Exercise requirements - What you return must be every line below that includes the word "Apemius".

((

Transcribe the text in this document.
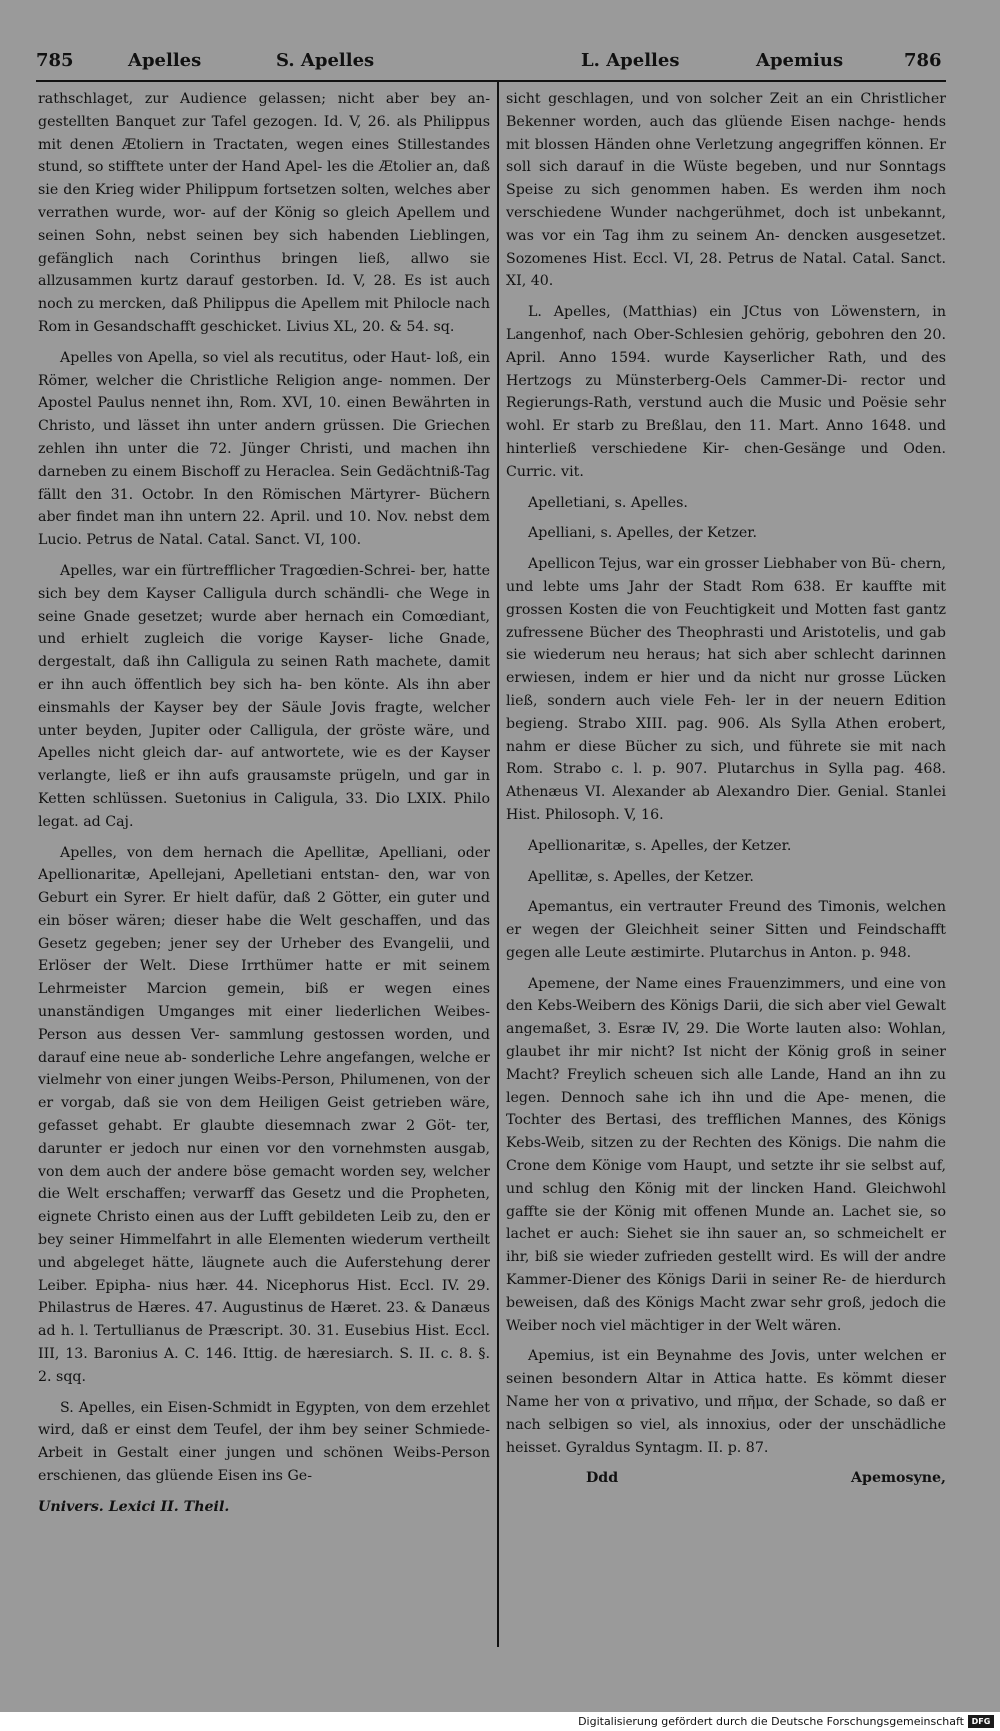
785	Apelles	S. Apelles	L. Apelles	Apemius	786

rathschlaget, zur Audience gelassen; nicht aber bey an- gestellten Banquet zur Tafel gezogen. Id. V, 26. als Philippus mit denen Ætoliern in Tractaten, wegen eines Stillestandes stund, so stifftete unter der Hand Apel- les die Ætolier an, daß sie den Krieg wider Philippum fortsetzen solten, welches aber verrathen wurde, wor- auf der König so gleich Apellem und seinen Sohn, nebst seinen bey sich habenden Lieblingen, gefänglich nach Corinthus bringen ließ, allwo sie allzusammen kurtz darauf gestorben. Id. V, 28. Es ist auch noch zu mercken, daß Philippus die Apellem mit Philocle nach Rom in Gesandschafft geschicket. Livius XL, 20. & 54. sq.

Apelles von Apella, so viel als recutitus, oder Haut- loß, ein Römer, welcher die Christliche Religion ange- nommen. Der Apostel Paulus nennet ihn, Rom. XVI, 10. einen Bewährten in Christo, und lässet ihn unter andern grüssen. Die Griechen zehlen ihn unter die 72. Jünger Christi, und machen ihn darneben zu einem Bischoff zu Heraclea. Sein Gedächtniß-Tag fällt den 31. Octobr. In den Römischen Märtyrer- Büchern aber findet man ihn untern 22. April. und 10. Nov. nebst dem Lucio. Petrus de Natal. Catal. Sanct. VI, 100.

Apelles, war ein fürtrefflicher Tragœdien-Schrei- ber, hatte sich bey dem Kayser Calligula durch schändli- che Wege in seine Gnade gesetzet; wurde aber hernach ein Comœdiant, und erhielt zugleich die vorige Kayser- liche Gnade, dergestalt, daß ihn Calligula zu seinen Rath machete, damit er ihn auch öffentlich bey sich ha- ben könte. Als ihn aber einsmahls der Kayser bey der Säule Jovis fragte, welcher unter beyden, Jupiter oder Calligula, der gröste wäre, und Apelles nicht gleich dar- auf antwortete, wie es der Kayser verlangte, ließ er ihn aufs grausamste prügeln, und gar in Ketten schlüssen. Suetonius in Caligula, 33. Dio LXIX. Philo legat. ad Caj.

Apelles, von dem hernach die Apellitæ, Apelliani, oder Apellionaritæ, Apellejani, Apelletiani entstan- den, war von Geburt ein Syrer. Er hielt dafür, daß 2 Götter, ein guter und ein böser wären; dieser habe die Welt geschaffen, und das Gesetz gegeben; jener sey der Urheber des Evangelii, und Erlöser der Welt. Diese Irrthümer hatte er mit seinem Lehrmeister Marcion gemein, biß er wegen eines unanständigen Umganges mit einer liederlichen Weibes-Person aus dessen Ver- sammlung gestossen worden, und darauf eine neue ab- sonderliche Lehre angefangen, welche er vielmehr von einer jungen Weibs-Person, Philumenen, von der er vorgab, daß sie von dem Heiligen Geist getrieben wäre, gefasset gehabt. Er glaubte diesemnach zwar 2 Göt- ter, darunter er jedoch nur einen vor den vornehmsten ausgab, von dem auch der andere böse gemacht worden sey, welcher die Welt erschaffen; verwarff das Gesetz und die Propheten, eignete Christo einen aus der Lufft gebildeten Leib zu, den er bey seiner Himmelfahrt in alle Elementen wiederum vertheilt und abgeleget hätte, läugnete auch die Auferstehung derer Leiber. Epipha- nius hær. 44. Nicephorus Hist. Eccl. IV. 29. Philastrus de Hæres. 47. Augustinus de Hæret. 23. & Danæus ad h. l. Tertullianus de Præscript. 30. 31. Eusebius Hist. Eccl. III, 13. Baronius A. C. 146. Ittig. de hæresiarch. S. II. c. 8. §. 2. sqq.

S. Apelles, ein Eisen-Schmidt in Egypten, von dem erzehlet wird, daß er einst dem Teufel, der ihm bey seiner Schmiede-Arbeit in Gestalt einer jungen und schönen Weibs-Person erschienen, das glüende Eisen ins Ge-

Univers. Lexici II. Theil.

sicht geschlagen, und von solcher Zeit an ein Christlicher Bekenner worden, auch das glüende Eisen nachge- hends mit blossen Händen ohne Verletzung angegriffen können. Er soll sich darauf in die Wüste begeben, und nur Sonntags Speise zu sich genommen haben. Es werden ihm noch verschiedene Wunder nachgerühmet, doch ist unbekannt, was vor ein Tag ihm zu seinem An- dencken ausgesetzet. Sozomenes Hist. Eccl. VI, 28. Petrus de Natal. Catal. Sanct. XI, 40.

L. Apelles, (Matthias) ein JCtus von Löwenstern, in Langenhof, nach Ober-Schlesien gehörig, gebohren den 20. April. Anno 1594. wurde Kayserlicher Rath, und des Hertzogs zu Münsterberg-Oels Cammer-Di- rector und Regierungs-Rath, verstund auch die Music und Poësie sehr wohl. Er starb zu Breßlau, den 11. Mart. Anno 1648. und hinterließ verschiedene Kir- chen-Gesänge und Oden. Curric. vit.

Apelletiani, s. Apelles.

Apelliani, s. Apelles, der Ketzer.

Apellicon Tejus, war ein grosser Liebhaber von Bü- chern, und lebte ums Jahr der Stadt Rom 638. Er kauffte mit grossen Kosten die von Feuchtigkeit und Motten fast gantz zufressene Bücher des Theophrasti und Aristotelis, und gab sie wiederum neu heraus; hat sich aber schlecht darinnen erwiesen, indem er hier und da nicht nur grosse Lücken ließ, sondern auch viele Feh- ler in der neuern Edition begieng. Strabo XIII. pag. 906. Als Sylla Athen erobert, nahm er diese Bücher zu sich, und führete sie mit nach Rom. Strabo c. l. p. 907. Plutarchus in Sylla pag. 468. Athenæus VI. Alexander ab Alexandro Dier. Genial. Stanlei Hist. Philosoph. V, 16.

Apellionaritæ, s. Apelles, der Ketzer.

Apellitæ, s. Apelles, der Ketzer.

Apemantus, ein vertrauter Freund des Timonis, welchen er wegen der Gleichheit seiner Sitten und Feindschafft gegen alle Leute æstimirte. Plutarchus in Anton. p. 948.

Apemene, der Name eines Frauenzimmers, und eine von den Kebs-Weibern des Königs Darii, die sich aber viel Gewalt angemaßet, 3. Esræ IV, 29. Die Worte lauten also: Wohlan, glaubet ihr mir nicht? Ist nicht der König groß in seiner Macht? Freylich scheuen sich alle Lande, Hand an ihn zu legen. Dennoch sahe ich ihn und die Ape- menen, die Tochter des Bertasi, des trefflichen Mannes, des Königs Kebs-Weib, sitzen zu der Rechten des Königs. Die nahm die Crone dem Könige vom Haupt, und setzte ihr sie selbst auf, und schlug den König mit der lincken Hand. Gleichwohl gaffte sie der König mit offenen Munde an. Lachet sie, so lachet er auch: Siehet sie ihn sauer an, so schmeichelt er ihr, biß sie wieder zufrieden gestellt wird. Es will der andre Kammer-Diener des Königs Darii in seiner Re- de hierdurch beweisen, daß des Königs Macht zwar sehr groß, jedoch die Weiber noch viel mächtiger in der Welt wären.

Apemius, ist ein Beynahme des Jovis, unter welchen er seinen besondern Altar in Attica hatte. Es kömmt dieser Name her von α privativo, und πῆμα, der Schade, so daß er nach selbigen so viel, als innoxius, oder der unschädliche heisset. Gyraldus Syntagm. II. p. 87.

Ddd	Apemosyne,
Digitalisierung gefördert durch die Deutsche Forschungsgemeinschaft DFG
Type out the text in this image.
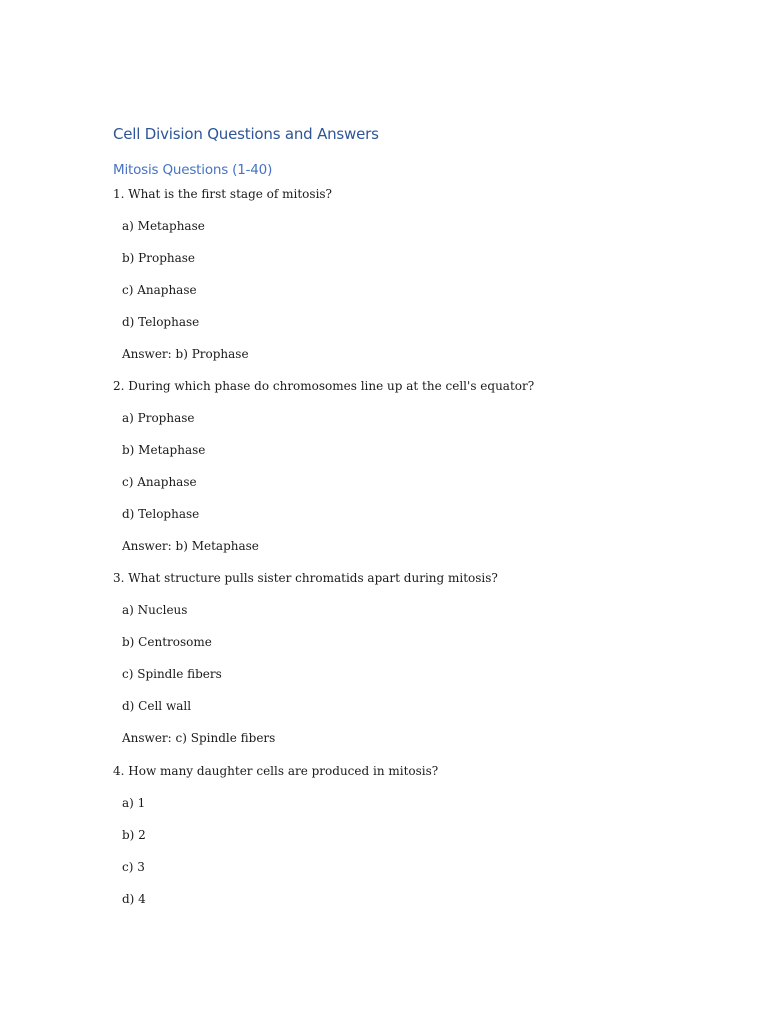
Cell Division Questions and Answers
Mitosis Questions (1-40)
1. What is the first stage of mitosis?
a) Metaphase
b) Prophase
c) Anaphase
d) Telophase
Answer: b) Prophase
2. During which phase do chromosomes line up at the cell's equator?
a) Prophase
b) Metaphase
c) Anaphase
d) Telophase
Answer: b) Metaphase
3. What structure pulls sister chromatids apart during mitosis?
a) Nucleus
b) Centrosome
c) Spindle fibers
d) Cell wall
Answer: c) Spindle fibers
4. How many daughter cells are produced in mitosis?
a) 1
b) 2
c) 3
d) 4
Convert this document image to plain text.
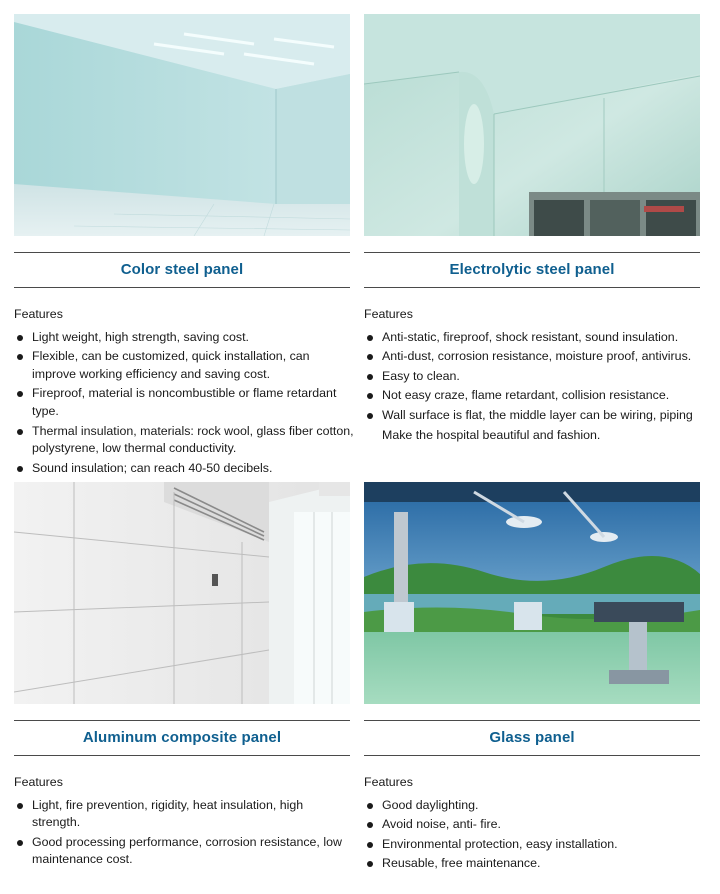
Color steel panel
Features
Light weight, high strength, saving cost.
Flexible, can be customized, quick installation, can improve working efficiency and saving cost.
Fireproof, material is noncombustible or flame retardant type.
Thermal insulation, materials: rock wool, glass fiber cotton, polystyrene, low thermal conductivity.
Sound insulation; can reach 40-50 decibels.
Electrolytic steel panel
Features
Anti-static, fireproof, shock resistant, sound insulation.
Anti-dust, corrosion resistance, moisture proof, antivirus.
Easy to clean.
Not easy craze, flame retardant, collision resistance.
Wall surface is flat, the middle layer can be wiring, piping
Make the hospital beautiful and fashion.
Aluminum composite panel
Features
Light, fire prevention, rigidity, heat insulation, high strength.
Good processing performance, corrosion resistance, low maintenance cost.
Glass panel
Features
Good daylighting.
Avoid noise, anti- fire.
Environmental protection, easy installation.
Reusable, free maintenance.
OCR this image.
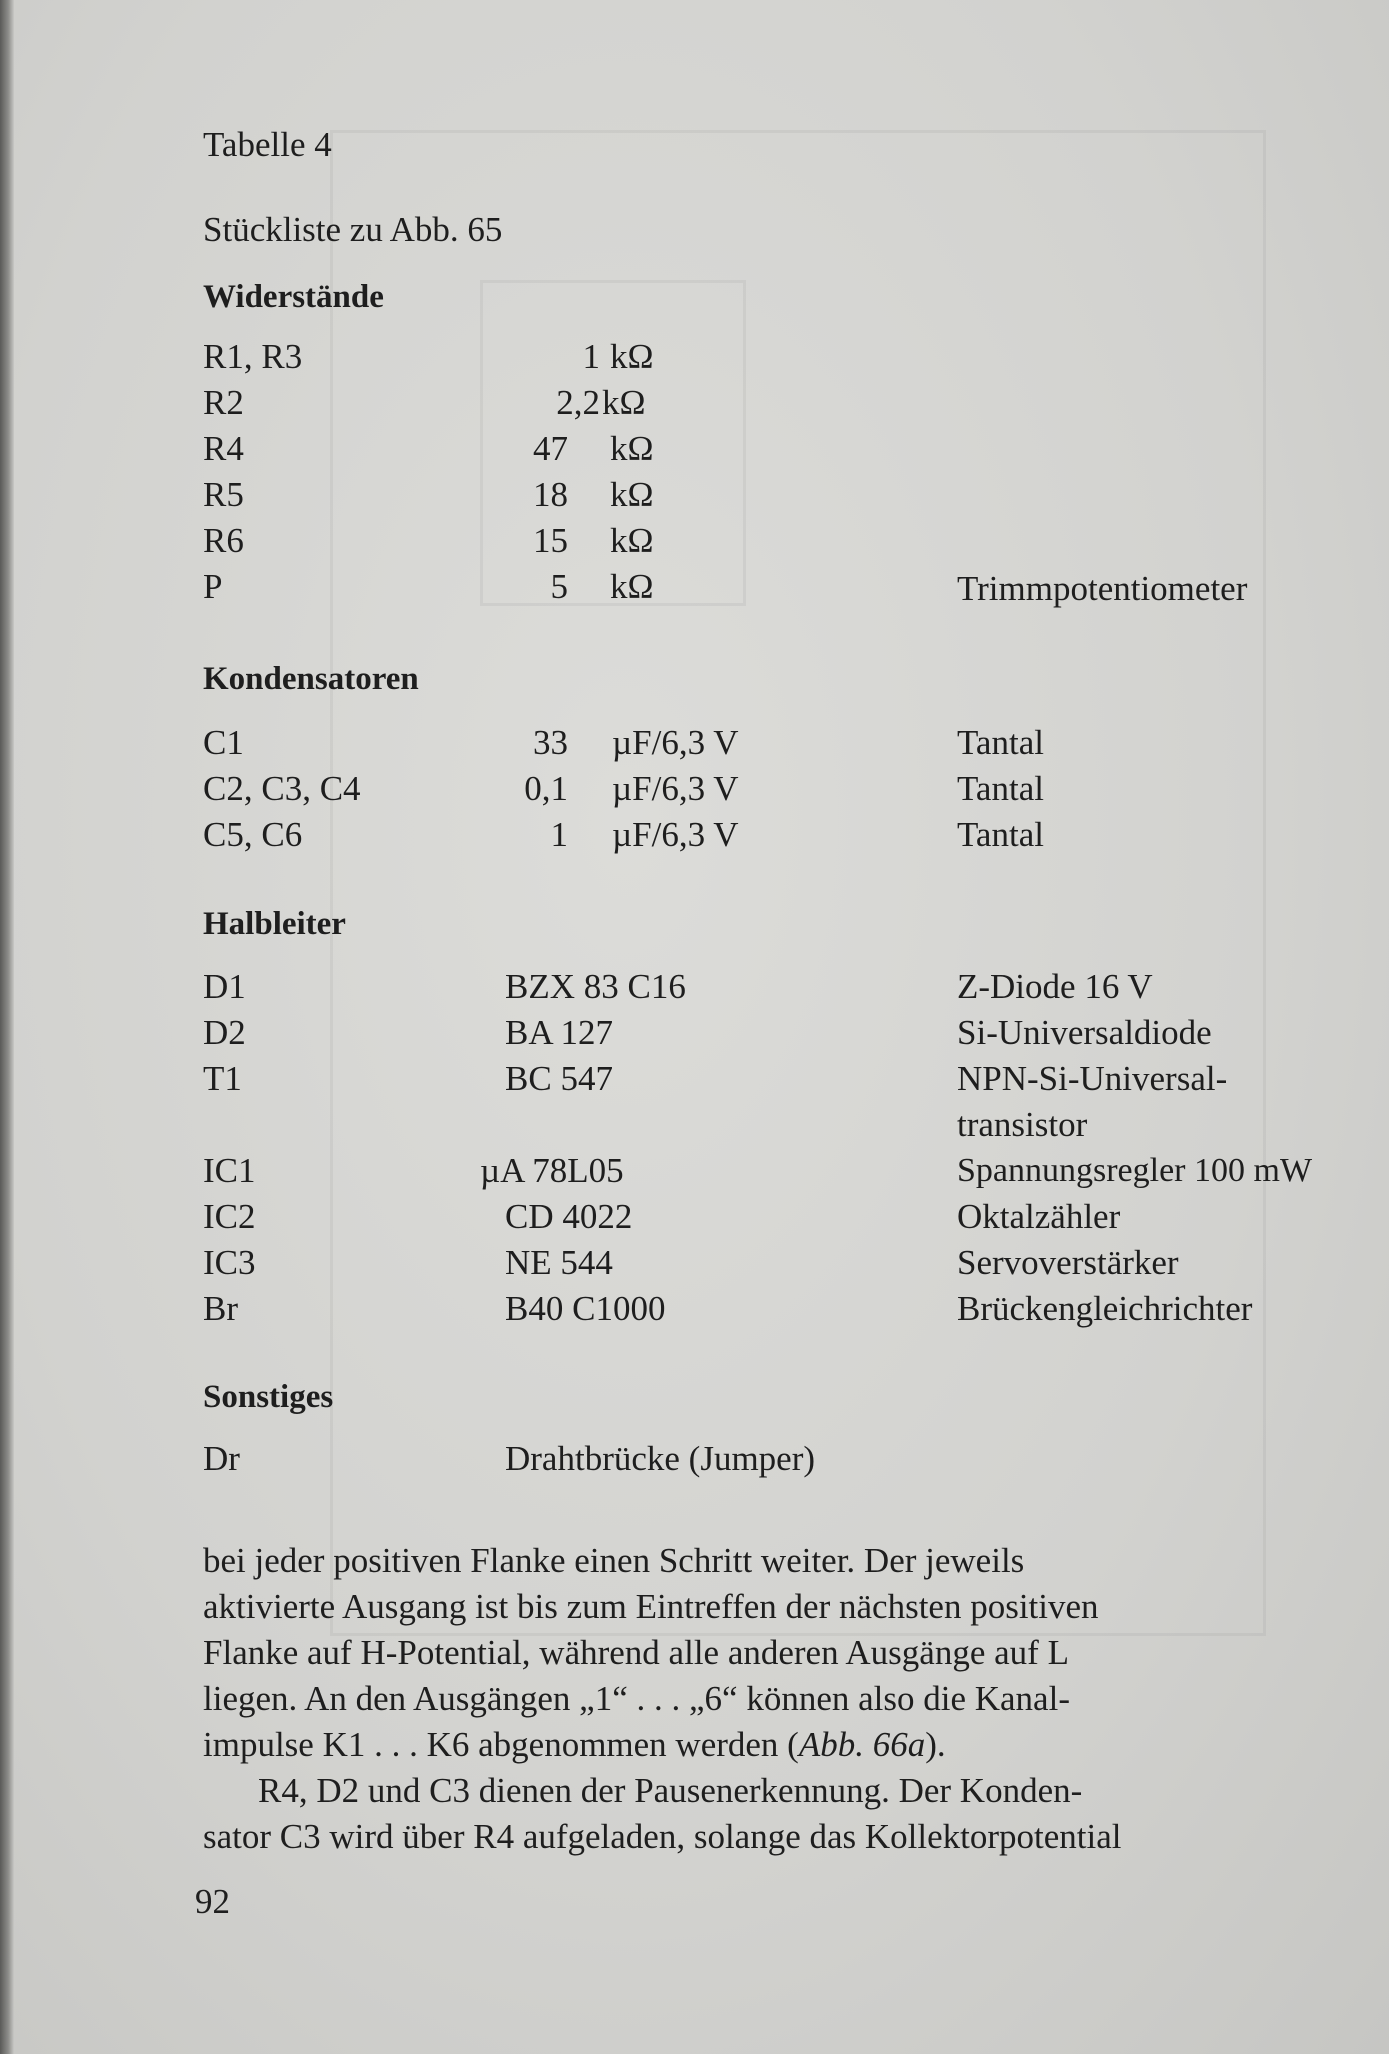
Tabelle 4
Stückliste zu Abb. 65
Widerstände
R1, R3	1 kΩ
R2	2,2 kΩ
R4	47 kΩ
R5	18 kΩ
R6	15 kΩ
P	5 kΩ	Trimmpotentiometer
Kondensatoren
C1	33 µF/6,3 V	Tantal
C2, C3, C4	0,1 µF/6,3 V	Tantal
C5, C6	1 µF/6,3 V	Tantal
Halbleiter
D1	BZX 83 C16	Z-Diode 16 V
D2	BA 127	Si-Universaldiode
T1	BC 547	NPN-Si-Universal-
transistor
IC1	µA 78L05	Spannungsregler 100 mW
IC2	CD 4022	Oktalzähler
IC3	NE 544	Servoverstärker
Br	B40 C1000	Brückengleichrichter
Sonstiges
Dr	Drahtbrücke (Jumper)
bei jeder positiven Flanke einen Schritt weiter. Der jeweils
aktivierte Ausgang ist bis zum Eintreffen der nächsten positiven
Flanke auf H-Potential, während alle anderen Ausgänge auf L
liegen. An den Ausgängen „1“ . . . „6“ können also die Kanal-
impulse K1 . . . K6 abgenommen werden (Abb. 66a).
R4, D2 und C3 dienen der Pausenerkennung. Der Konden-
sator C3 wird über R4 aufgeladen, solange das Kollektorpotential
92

))

Reply -
785	Apelles	S. Apelles	L. Apelles	Apemius	786
Apemius, ist ein Beynahme des Jovis, unter welchen er seinen besondern Altar in Attica hatte. Es kömmt dieser Name her von α privativo, und πῆμα, der Schade, so daß er nach selbigen so viel, als innoxius, oder der unschädliche heisset. Gyraldus Syntagm. II. p. 87.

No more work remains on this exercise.